# What to do
Images are not part of the copy; write out the rest of the data exactly as given.

# Stored records
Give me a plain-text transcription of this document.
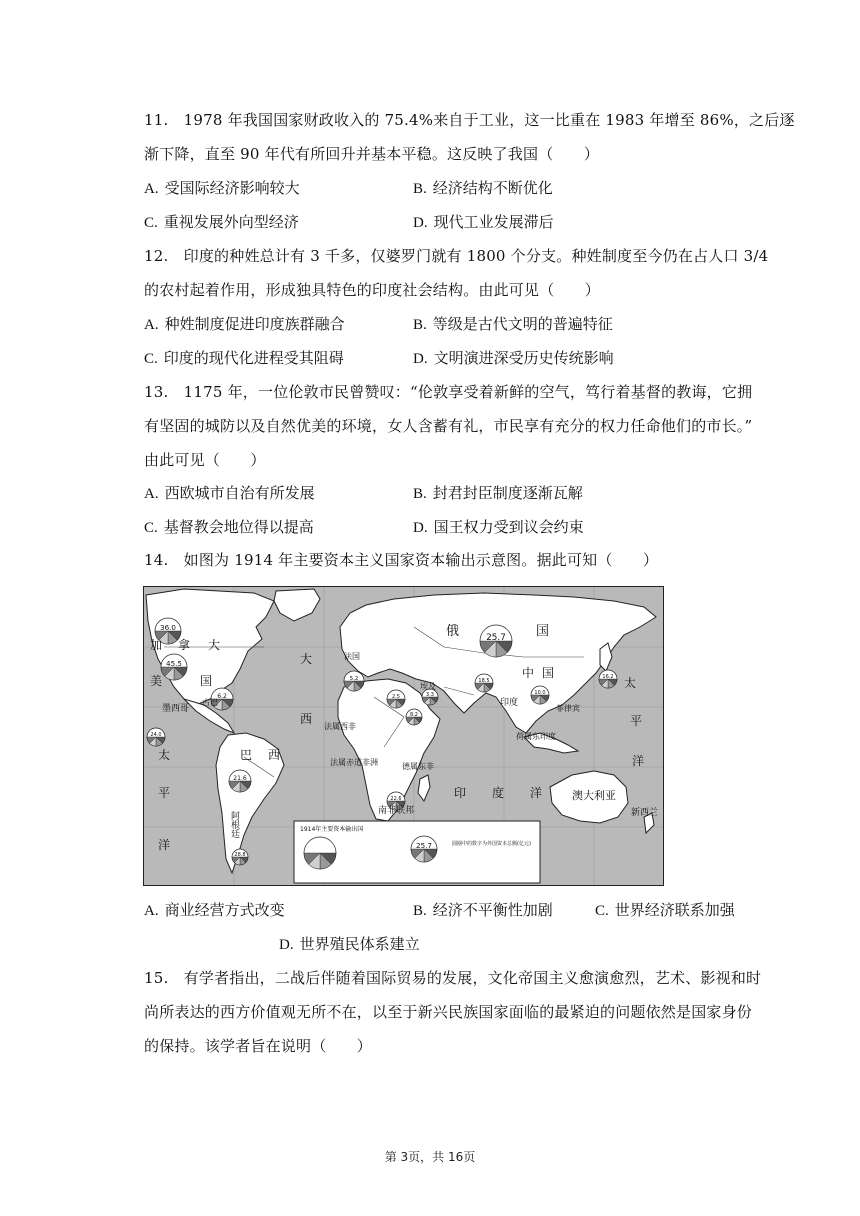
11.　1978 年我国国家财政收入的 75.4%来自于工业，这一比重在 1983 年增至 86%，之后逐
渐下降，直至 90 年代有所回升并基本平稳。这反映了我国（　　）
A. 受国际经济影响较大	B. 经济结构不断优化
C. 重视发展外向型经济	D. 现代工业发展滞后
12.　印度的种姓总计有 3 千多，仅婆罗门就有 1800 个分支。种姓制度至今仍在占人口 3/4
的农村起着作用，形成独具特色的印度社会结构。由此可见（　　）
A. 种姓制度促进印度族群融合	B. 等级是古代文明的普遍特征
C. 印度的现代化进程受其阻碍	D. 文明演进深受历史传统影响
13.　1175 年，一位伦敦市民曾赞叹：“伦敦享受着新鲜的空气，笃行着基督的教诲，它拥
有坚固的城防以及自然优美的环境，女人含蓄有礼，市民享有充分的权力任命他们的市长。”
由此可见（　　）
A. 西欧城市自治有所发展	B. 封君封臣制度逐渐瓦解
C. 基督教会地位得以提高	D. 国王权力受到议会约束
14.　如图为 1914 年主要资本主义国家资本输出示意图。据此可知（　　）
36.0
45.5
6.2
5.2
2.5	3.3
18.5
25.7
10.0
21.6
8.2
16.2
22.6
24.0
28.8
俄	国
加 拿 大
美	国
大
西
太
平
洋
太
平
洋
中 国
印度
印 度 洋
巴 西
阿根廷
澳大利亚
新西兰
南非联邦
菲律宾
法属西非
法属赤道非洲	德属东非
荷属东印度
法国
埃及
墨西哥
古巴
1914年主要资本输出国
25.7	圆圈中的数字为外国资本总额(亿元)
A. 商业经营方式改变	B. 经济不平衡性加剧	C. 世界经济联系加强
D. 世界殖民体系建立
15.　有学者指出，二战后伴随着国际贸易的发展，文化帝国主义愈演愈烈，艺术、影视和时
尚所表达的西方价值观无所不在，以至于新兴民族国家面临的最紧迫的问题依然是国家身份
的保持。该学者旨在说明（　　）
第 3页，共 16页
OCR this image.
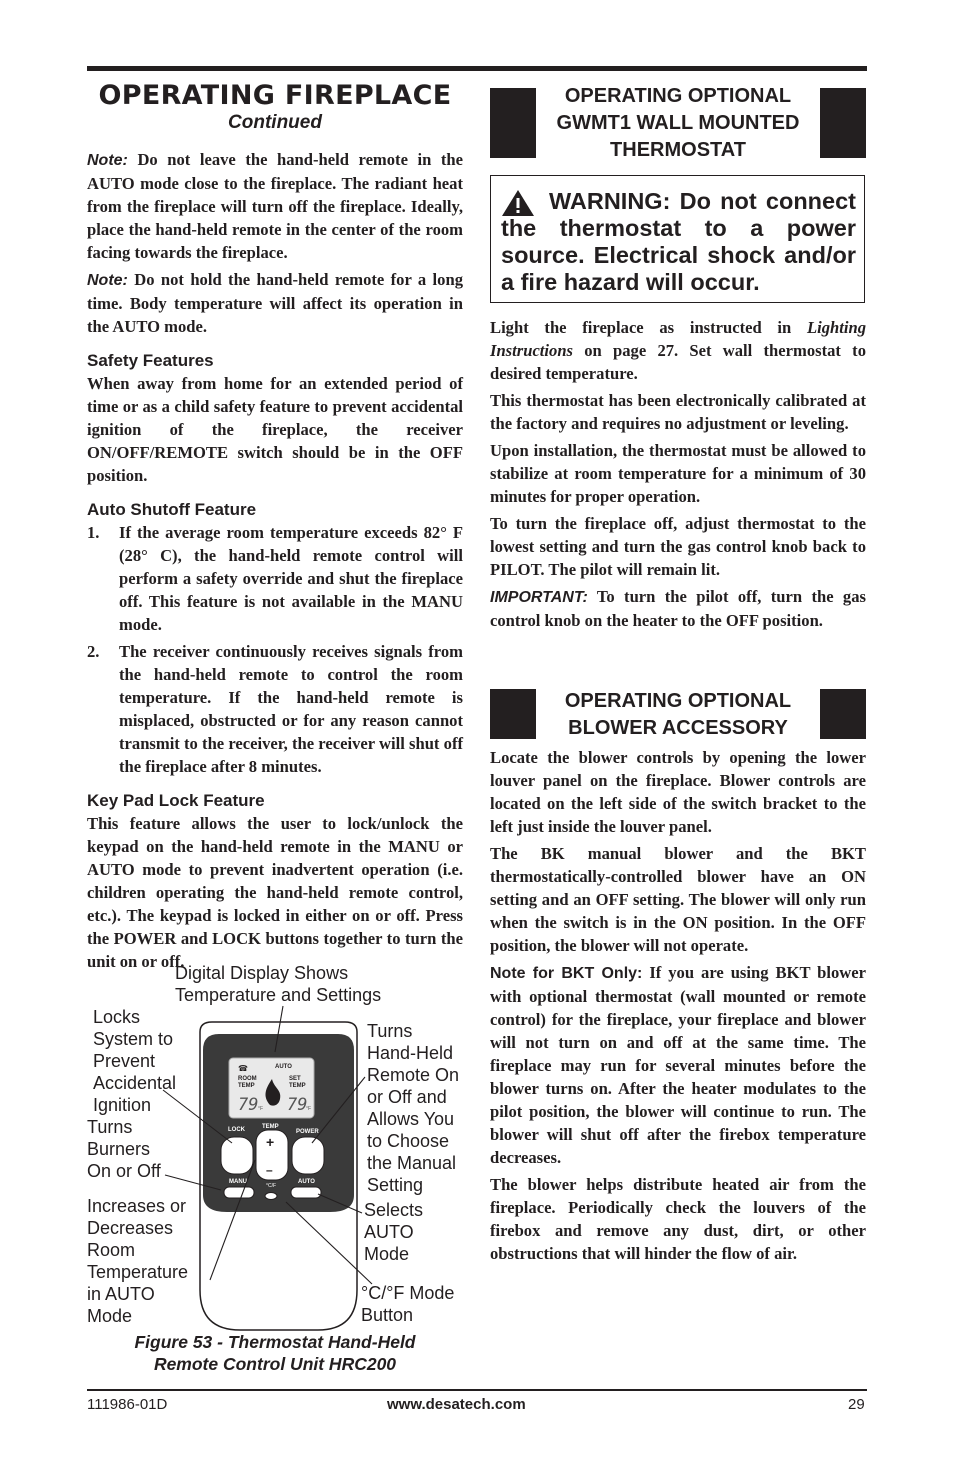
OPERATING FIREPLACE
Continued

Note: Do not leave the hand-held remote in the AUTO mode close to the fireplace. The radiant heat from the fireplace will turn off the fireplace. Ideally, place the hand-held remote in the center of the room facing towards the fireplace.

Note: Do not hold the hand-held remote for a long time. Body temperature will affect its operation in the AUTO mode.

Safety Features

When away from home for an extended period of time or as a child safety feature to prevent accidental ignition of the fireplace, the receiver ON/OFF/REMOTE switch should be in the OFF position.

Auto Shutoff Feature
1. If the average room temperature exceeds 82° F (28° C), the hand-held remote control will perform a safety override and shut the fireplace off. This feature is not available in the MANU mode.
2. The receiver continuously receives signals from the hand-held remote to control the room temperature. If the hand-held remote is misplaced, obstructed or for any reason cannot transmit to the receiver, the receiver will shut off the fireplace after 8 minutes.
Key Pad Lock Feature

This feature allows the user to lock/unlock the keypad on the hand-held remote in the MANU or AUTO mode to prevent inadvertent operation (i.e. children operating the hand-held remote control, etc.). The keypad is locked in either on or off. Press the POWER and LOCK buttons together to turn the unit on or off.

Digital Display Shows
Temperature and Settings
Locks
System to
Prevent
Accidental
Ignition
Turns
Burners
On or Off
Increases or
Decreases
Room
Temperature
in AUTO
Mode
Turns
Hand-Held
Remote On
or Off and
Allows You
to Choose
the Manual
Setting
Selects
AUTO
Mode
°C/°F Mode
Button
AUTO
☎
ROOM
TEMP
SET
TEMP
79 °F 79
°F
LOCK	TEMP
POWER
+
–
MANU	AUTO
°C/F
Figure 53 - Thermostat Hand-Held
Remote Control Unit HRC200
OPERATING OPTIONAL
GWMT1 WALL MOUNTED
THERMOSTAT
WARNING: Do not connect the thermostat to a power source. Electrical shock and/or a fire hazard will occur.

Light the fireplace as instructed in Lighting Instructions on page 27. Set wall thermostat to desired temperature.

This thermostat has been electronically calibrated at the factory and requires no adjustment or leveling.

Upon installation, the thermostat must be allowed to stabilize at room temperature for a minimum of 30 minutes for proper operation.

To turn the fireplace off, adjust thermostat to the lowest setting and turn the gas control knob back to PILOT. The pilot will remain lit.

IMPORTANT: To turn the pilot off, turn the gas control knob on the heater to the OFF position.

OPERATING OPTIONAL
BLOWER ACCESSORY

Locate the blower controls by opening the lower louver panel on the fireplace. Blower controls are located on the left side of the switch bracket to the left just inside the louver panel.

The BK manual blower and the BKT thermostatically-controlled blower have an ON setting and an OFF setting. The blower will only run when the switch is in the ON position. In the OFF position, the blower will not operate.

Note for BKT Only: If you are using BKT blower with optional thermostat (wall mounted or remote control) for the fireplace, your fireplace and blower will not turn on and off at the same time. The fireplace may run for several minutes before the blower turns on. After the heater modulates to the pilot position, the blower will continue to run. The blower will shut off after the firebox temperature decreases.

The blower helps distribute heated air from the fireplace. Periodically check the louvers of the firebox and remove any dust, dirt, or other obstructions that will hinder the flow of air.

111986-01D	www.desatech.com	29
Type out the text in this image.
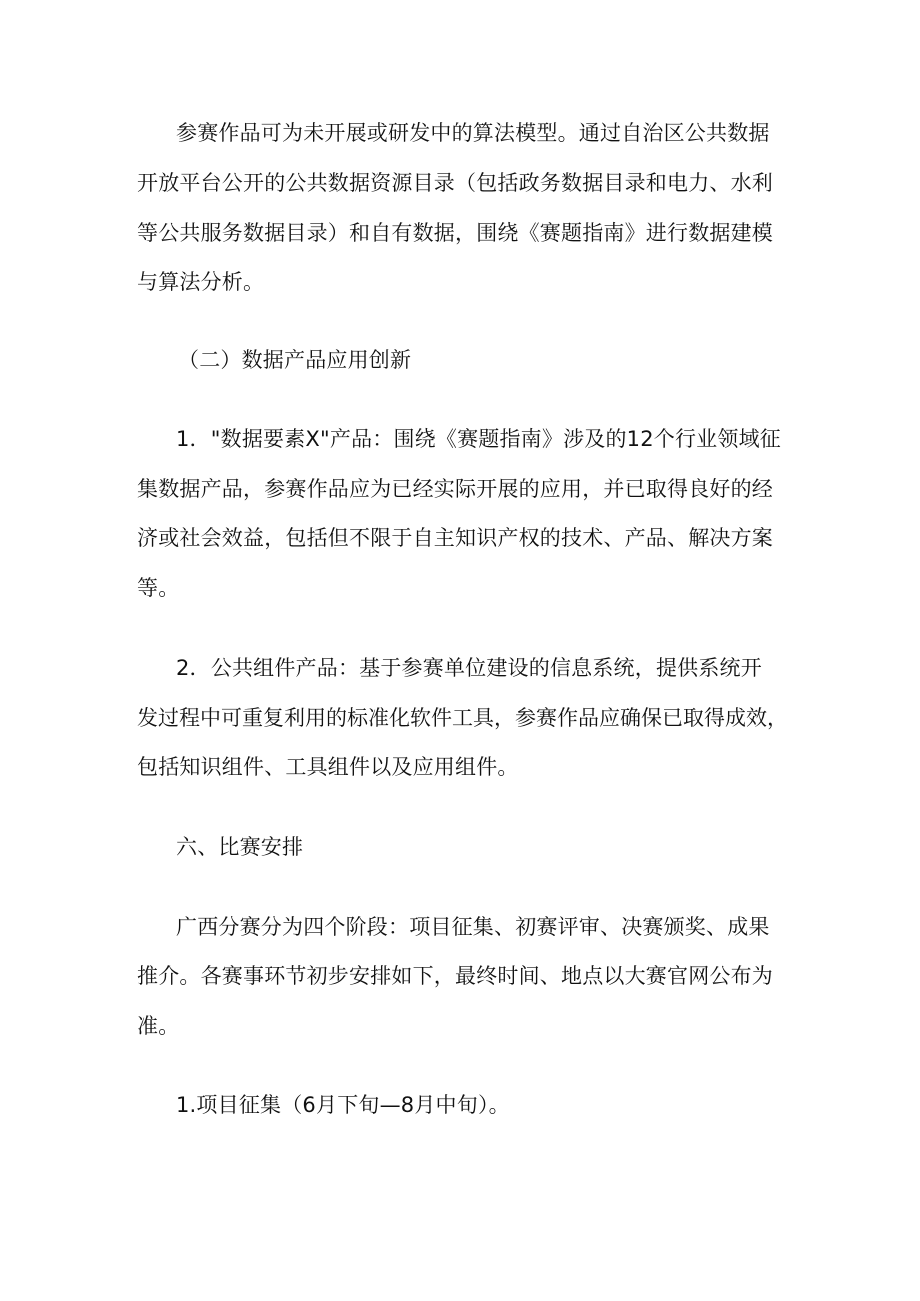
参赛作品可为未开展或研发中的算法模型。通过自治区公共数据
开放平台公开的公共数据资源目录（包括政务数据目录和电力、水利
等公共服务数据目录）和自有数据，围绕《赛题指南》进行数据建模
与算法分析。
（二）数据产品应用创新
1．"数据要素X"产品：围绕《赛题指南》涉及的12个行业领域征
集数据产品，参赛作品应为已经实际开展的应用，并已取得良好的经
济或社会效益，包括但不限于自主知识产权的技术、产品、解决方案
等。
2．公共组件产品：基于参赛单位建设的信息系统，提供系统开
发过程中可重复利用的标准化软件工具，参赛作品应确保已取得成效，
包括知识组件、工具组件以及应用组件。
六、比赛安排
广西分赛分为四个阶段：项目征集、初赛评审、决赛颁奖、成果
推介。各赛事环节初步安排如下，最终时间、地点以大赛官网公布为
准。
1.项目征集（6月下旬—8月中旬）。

# Written response
Give me a plain-text transcription of this document.
11.　1978 年我国国家财政收入的 75.4%来自于工业，这一比重在 1983 年增至 86%，之后逐
渐下降，直至 90 年代有所回升并基本平稳。这反映了我国（　　）
A. 受国际经济影响较大	B. 经济结构不断优化
C. 重视发展外向型经济	D. 现代工业发展滞后
12.　印度的种姓总计有 3 千多，仅婆罗门就有 1800 个分支。种姓制度至今仍在占人口 3/4
的农村起着作用，形成独具特色的印度社会结构。由此可见（　　）
A. 种姓制度促进印度族群融合	B. 等级是古代文明的普遍特征
C. 印度的现代化进程受其阻碍	D. 文明演进深受历史传统影响
13.　1175 年，一位伦敦市民曾赞叹：“伦敦享受着新鲜的空气，笃行着基督的教诲，它拥
有坚固的城防以及自然优美的环境，女人含蓄有礼，市民享有充分的权力任命他们的市长。”
由此可见（　　）
A. 西欧城市自治有所发展	B. 封君封臣制度逐渐瓦解
C. 基督教会地位得以提高	D. 国王权力受到议会约束
14.　如图为 1914 年主要资本主义国家资本输出示意图。据此可知（　　）
36.0
45.5
6.2
5.2
2.5	3.3
18.5
25.7
10.0
21.6
8.2
16.2
22.6
24.0
28.8
俄	国
加 拿 大
美	国
大
西
太
平
洋
太
平
洋
中 国
印度
印 度 洋
巴 西
阿根廷
澳大利亚
新西兰
南非联邦
菲律宾
法属西非
法属赤道非洲	德属东非
荷属东印度
法国
埃及
墨西哥
古巴
1914年主要资本输出国
25.7	圆圈中的数字为外国资本总额(亿元)
A. 商业经营方式改变	B. 经济不平衡性加剧	C. 世界经济联系加强
D. 世界殖民体系建立
15.　有学者指出，二战后伴随着国际贸易的发展，文化帝国主义愈演愈烈，艺术、影视和时
尚所表达的西方价值观无所不在，以至于新兴民族国家面临的最紧迫的问题依然是国家身份
的保持。该学者旨在说明（　　）
第 3页，共 16页
OCR this image.
OPERATING FIREPLACE
Continued

Note: Do not leave the hand-held remote in the AUTO mode close to the fireplace. The radiant heat from the fireplace will turn off the fireplace. Ideally, place the hand-held remote in the center of the room facing towards the fireplace.

Note: Do not hold the hand-held remote for a long time. Body temperature will affect its operation in the AUTO mode.

Safety Features

When away from home for an extended period of time or as a child safety feature to prevent accidental ignition of the fireplace, the receiver ON/OFF/REMOTE switch should be in the OFF position.

Auto Shutoff Feature
1. If the average room temperature exceeds 82° F (28° C), the hand-held remote control will perform a safety override and shut the fireplace off. This feature is not available in the MANU mode.
2. The receiver continuously receives signals from the hand-held remote to control the room temperature. If the hand-held remote is misplaced, obstructed or for any reason cannot transmit to the receiver, the receiver will shut off the fireplace after 8 minutes.
Key Pad Lock Feature

This feature allows the user to lock/unlock the keypad on the hand-held remote in the MANU or AUTO mode to prevent inadvertent operation (i.e. children operating the hand-held remote control, etc.). The keypad is locked in either on or off. Press the POWER and LOCK buttons together to turn the unit on or off.

Digital Display Shows
Temperature and Settings
Locks
System to
Prevent
Accidental
Ignition
Turns
Burners
On or Off
Increases or
Decreases
Room
Temperature
in AUTO
Mode
Turns
Hand-Held
Remote On
or Off and
Allows You
to Choose
the Manual
Setting
Selects
AUTO
Mode
°C/°F Mode
Button
AUTO
☎
ROOM
TEMP
SET
TEMP
79 °F 79
°F
LOCK	TEMP
POWER
+
–
MANU	AUTO
°C/F
Figure 53 - Thermostat Hand-Held
Remote Control Unit HRC200
OPERATING OPTIONAL
GWMT1 WALL MOUNTED
THERMOSTAT
WARNING: Do not connect the thermostat to a power source. Electrical shock and/or a fire hazard will occur.

Light the fireplace as instructed in Lighting Instructions on page 27. Set wall thermostat to desired temperature.

This thermostat has been electronically calibrated at the factory and requires no adjustment or leveling.

Upon installation, the thermostat must be allowed to stabilize at room temperature for a minimum of 30 minutes for proper operation.

To turn the fireplace off, adjust thermostat to the lowest setting and turn the gas control knob back to PILOT. The pilot will remain lit.

IMPORTANT: To turn the pilot off, turn the gas control knob on the heater to the OFF position.

OPERATING OPTIONAL
BLOWER ACCESSORY

Locate the blower controls by opening the lower louver panel on the fireplace. Blower controls are located on the left side of the switch bracket to the left just inside the louver panel.

The BK manual blower and the BKT thermostatically-controlled blower have an ON setting and an OFF setting. The blower will only run when the switch is in the ON position. In the OFF position, the blower will not operate.

Note for BKT Only: If you are using BKT blower with optional thermostat (wall mounted or remote control) for the fireplace, your fireplace and blower will not turn on and off at the same time. The fireplace may run for several minutes before the blower turns on. After the heater modulates to the pilot position, the blower will continue to run. The blower will shut off after the firebox temperature decreases.

The blower helps distribute heated air from the fireplace. Periodically check the louvers of the firebox and remove any dust, dirt, or other obstructions that will hinder the flow of air.

111986-01D	www.desatech.com	29
Type out the text in this image.
参赛作品可为未开展或研发中的算法模型。通过自治区公共数据
开放平台公开的公共数据资源目录（包括政务数据目录和电力、水利
等公共服务数据目录）和自有数据，围绕《赛题指南》进行数据建模
与算法分析。
（二）数据产品应用创新
1．"数据要素X"产品：围绕《赛题指南》涉及的12个行业领域征
集数据产品，参赛作品应为已经实际开展的应用，并已取得良好的经
济或社会效益，包括但不限于自主知识产权的技术、产品、解决方案
等。
2．公共组件产品：基于参赛单位建设的信息系统，提供系统开
发过程中可重复利用的标准化软件工具，参赛作品应确保已取得成效，
包括知识组件、工具组件以及应用组件。
六、比赛安排
广西分赛分为四个阶段：项目征集、初赛评审、决赛颁奖、成果
推介。各赛事环节初步安排如下，最终时间、地点以大赛官网公布为
准。
1.项目征集（6月下旬—8月中旬）。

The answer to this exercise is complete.